— Description of the task —
Go through the data below. Pull out every line that has the word "народов".
======== Information provided
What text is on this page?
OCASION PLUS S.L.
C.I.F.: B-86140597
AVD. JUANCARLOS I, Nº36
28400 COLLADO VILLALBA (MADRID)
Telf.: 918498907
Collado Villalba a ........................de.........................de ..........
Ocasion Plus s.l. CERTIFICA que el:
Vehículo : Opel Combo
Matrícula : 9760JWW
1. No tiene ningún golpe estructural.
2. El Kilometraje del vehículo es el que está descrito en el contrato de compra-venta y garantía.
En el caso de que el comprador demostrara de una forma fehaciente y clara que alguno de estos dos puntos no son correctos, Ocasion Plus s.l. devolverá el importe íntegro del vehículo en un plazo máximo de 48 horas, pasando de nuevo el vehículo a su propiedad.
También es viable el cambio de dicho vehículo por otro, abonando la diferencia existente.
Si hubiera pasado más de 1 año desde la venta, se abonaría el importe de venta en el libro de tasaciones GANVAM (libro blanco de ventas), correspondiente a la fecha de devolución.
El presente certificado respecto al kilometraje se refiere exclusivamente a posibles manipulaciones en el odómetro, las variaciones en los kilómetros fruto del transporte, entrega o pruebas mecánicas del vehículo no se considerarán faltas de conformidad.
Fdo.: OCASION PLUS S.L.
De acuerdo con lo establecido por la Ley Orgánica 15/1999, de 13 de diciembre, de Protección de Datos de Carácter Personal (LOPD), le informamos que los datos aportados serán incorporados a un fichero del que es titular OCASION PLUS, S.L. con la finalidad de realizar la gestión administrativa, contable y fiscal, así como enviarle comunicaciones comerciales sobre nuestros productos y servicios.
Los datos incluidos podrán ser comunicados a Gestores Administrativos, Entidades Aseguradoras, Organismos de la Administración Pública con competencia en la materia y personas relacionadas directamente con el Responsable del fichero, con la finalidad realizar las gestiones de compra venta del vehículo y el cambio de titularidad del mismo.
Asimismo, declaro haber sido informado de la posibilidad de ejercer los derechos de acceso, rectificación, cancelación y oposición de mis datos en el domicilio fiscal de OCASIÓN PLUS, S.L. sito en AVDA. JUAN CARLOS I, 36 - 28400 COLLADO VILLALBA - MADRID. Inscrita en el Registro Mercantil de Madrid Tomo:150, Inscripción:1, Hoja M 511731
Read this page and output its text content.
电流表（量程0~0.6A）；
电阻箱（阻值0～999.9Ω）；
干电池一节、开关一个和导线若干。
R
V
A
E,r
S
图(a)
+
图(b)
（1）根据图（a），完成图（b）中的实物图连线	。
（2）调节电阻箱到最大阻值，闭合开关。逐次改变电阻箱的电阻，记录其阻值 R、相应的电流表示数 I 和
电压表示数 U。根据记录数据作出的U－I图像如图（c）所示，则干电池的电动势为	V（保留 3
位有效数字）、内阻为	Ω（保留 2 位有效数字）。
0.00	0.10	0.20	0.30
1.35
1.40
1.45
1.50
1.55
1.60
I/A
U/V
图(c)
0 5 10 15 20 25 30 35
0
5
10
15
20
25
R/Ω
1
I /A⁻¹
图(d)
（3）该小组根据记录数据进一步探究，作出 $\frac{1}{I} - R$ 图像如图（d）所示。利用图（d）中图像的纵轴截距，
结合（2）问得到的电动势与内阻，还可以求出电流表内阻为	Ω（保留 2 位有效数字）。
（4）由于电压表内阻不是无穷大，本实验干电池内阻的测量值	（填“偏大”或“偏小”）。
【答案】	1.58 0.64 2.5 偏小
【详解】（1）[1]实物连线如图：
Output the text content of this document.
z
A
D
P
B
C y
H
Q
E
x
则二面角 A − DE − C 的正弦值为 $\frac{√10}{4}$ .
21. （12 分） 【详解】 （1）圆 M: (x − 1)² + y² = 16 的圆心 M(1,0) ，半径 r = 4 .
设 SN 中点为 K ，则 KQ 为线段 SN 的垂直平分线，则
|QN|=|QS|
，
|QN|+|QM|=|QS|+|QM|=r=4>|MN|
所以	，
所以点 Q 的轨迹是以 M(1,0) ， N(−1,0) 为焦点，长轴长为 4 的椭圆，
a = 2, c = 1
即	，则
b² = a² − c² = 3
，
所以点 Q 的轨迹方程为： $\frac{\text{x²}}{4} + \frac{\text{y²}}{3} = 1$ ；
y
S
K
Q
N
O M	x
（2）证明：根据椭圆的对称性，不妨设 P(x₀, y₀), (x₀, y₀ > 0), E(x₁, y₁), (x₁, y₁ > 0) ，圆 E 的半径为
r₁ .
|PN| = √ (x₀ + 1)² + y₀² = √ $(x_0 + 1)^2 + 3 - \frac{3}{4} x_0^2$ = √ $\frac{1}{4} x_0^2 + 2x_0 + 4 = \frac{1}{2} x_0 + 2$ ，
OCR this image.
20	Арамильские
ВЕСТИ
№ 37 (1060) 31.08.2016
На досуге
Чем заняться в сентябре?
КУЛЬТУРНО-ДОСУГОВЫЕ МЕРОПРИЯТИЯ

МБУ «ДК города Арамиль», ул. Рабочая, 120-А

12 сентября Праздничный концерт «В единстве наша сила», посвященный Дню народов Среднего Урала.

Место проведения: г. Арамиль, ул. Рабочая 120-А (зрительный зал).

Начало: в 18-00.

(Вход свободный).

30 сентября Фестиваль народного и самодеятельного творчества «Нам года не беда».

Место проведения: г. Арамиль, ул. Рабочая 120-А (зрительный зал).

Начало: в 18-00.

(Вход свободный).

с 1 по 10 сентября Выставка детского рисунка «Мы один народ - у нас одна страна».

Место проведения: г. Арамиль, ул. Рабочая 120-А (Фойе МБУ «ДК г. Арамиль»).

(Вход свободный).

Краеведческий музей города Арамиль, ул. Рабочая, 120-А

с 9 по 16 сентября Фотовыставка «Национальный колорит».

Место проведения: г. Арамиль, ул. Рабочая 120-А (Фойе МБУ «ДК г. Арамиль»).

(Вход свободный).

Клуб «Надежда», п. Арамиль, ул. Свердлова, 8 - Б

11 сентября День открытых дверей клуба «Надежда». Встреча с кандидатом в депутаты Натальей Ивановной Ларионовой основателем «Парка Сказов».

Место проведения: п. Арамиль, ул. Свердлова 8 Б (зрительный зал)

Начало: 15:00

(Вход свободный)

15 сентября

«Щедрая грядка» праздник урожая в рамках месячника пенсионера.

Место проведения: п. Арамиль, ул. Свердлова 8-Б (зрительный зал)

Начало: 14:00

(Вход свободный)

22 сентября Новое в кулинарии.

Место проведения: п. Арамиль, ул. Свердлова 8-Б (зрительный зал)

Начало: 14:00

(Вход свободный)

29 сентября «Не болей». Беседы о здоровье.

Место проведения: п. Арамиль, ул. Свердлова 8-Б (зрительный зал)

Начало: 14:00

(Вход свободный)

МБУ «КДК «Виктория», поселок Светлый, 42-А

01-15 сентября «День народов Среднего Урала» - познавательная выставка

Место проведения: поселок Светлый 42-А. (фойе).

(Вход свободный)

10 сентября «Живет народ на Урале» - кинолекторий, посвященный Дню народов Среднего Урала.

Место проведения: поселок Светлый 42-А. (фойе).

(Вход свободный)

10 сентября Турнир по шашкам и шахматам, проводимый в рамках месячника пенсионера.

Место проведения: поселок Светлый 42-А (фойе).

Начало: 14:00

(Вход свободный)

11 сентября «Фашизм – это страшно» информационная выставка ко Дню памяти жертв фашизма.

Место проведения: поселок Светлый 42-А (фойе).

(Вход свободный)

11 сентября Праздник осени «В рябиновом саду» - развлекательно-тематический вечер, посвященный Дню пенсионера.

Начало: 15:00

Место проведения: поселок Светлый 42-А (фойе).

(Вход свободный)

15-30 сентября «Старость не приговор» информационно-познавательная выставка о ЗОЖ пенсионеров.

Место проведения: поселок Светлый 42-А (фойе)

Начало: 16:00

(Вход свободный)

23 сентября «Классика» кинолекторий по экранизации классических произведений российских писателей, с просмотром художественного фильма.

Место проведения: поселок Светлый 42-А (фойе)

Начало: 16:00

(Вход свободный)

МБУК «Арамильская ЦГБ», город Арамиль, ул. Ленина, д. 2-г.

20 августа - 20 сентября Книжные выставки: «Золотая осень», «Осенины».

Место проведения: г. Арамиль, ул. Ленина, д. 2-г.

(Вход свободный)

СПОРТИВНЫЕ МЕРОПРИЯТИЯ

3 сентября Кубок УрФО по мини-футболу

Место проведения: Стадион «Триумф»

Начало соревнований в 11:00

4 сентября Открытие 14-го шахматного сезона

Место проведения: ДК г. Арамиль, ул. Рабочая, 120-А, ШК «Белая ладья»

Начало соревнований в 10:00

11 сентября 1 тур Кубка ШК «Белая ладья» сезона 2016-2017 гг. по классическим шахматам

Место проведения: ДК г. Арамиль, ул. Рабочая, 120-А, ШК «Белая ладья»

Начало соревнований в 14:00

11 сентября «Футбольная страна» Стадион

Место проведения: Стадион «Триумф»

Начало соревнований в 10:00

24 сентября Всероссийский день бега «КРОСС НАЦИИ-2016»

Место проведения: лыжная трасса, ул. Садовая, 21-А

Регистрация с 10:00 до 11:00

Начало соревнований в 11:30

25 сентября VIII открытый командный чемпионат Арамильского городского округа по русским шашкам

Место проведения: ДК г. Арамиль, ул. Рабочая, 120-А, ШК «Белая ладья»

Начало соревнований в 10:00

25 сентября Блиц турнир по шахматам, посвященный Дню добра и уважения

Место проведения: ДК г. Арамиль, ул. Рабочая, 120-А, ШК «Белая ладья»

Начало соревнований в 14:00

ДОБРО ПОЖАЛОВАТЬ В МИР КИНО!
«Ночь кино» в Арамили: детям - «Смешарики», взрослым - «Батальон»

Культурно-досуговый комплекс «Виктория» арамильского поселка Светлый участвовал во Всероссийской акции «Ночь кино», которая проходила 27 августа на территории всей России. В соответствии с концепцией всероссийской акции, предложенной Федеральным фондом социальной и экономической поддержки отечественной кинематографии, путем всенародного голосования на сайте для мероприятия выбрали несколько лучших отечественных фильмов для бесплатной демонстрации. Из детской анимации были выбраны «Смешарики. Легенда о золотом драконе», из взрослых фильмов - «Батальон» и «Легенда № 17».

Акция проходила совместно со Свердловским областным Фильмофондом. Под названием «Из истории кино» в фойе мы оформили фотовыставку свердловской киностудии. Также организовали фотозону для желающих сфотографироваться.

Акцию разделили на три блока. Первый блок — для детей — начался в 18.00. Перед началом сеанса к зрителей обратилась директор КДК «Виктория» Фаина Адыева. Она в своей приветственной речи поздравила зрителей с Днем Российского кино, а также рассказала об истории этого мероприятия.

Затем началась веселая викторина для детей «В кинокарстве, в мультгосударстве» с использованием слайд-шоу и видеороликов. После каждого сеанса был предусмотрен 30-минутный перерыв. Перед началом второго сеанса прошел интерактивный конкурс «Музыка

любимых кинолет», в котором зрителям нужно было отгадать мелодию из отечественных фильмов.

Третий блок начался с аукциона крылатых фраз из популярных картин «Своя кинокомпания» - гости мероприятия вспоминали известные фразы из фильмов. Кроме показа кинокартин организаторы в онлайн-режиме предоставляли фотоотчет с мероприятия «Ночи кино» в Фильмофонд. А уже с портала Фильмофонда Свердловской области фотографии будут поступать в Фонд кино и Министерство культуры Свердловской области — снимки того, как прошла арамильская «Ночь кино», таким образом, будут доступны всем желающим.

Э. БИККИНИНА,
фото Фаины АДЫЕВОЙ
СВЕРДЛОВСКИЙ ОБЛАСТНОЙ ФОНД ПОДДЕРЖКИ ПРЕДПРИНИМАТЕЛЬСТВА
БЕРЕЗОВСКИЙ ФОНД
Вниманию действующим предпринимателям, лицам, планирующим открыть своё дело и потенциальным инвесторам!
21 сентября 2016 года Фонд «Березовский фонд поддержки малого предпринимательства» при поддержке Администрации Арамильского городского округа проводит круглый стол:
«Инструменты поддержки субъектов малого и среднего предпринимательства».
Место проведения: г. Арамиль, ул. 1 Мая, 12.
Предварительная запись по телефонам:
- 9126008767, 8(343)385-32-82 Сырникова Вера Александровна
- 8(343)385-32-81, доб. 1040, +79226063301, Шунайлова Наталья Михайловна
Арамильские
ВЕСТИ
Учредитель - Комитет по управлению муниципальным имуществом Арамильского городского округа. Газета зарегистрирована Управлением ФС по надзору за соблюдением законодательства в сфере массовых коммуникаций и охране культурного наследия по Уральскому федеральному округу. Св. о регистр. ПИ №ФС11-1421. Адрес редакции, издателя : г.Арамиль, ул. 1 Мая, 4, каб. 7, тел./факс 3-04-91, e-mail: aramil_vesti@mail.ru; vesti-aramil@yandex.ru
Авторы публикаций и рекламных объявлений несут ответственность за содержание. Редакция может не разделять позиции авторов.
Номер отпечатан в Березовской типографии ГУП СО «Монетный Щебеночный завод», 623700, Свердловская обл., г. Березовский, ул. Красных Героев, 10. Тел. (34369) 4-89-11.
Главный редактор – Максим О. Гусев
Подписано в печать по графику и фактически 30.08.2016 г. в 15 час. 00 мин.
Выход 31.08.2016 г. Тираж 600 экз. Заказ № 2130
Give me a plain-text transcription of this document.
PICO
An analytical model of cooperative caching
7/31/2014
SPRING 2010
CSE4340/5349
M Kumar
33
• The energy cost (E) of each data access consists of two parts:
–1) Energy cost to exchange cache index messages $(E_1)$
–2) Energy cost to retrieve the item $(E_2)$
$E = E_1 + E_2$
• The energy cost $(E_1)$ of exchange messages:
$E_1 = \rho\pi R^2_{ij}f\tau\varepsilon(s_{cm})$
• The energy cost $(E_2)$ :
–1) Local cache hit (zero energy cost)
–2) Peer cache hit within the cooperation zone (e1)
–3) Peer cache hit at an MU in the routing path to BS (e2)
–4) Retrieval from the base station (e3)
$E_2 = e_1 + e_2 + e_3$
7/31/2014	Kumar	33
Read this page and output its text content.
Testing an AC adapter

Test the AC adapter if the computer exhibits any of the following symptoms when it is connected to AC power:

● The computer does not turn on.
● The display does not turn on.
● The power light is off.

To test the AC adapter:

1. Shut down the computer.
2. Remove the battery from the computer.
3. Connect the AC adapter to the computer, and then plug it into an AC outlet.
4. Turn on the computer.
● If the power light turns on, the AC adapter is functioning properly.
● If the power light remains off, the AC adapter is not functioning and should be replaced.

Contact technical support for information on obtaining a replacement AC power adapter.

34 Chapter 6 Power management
================
— Correct answer —
12 сентября Праздничный концерт «В единстве наша сила», посвященный Дню народов Среднего Урала.
01-15 сентября «День народов Среднего Урала» - познавательная выставка
10 сентября «Живет народ на Урале» - кинолекторий, посвященный Дню народов Среднего Урала.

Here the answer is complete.